Stored dataset items
'''

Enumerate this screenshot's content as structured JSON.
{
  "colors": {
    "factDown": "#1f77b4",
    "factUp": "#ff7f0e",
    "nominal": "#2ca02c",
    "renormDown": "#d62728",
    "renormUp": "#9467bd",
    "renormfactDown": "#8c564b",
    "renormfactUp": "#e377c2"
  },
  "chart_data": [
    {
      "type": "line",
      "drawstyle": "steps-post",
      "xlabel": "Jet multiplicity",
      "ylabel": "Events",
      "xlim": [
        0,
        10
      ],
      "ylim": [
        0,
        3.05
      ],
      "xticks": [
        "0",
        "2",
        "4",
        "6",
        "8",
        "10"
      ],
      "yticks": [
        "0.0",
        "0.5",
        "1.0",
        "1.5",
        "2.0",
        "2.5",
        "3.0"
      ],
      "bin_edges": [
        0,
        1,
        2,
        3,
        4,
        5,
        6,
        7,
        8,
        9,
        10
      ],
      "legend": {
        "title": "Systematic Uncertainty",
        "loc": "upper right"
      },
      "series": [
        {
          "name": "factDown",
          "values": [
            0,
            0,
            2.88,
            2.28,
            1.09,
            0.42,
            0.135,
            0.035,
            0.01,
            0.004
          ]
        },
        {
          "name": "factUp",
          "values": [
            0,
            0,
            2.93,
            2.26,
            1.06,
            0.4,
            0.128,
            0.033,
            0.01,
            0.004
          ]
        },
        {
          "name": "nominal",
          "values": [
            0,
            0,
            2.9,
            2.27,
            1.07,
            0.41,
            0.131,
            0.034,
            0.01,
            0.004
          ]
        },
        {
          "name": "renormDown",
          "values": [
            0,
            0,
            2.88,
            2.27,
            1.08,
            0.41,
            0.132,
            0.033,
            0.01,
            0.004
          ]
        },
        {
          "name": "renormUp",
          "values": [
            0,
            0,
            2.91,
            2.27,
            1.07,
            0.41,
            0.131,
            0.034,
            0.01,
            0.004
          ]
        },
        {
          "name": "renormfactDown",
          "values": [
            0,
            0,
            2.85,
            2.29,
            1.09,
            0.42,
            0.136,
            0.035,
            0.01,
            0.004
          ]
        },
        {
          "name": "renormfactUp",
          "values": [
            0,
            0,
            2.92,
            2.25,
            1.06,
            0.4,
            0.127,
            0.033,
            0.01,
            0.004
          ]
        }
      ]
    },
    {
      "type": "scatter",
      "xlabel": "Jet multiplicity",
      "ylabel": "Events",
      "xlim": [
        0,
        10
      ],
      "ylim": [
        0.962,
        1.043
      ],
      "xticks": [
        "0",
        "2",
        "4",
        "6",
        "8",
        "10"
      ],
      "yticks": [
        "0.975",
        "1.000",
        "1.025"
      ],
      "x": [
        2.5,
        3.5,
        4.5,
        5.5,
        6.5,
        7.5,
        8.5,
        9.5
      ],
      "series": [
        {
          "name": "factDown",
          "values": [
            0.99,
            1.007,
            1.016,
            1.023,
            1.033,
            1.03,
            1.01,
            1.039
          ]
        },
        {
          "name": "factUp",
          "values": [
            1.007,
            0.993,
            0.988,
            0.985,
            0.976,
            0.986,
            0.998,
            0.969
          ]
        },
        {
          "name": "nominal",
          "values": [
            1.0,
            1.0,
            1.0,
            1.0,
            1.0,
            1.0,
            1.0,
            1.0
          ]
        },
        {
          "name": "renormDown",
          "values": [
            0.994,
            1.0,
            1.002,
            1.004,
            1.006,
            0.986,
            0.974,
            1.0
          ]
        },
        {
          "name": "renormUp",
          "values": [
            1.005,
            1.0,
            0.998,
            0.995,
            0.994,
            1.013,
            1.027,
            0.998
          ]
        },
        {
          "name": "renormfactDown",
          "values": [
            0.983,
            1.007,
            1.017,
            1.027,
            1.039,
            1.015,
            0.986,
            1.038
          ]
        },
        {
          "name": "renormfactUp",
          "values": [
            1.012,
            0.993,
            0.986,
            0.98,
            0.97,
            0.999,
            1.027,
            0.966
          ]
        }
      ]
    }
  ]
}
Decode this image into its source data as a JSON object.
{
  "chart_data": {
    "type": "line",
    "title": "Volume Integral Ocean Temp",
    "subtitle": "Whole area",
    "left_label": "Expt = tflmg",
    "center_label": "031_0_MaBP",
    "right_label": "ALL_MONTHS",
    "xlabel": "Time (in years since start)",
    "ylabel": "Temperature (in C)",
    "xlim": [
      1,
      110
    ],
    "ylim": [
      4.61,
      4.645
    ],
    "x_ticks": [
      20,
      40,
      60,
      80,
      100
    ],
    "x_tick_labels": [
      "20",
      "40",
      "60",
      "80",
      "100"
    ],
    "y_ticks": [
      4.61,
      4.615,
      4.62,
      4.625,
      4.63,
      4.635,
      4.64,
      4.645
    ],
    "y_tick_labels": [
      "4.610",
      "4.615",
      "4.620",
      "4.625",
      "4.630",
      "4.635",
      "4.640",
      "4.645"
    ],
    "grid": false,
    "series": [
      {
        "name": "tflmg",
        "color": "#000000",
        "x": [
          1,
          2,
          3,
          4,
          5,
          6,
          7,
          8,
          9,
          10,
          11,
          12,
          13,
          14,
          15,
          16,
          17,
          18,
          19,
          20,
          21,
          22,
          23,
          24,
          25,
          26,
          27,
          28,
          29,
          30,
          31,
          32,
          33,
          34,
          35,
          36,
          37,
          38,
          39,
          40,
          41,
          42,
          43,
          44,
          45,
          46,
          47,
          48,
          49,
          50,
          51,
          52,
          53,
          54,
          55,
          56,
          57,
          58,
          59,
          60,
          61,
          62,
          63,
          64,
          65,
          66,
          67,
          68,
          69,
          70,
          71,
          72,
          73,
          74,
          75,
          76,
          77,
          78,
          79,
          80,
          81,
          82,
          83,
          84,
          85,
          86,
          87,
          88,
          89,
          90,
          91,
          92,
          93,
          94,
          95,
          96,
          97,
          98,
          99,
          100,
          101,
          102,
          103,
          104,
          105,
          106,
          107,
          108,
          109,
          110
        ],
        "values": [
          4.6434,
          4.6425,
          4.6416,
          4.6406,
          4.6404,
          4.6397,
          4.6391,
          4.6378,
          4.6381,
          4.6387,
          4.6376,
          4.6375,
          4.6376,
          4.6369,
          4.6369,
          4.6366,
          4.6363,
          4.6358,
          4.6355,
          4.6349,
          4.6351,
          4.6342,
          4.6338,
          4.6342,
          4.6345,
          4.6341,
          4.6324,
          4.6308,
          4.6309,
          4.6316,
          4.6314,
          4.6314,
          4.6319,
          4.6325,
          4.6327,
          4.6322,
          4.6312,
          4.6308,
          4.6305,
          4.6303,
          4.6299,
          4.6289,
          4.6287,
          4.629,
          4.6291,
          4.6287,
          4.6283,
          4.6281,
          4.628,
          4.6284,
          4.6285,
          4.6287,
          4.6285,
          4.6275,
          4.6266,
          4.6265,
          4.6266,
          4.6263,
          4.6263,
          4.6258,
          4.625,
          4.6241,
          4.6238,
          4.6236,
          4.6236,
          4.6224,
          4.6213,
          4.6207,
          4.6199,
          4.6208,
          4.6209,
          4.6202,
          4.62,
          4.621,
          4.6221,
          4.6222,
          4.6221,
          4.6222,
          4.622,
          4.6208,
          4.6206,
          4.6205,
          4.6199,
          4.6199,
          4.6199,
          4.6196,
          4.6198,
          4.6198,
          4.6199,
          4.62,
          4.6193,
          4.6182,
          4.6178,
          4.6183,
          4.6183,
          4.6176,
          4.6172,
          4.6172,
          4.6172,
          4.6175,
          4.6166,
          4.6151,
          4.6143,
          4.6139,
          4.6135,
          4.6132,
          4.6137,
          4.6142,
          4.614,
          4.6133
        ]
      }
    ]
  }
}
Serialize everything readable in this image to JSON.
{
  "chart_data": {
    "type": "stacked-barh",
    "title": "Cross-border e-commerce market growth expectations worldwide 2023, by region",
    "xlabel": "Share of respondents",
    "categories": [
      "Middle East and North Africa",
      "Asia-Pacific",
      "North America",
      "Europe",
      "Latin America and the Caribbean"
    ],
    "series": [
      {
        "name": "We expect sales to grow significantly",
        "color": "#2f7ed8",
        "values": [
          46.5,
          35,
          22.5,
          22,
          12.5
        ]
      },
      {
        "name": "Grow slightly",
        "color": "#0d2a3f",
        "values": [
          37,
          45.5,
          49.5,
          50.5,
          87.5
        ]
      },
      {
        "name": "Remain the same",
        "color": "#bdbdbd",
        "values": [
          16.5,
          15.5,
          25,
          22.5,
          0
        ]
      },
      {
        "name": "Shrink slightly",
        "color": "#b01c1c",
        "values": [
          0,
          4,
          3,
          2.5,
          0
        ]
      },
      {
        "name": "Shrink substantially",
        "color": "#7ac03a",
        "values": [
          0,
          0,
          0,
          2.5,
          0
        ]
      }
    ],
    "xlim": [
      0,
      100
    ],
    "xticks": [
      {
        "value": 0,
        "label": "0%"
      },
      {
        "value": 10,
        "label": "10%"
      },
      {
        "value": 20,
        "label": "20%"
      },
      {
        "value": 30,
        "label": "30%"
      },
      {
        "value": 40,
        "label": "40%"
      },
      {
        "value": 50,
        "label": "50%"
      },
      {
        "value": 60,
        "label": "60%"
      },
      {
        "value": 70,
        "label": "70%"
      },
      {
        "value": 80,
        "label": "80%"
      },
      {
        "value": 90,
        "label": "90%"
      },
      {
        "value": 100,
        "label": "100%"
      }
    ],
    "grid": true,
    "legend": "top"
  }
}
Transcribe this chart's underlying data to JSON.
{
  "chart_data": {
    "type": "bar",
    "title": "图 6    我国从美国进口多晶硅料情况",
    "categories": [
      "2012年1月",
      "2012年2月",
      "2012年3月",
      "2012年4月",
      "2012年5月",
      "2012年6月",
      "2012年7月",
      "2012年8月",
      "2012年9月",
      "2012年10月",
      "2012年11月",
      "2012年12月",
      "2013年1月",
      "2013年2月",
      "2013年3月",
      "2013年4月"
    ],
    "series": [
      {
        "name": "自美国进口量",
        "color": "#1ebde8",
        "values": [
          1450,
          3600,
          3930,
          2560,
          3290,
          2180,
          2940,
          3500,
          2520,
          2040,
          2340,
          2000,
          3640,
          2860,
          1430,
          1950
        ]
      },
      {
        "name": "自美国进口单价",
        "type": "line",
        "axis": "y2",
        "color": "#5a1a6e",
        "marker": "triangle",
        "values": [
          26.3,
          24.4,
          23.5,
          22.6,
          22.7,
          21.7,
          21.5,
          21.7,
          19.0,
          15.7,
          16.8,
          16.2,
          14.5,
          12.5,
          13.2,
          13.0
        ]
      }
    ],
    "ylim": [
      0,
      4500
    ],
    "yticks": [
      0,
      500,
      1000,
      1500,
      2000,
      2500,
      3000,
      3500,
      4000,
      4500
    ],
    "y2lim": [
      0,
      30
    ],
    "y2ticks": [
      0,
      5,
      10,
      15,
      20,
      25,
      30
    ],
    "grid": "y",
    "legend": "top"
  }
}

'''

● **Given task**: Look through the data and gather every line with the string "xlabel" in it.

● **Full response**:
      "xlabel": "Jet multiplicity",
      "xlabel": "Jet multiplicity",
    "xlabel": "Time (in years since start)",
    "xlabel": "Share of respondents",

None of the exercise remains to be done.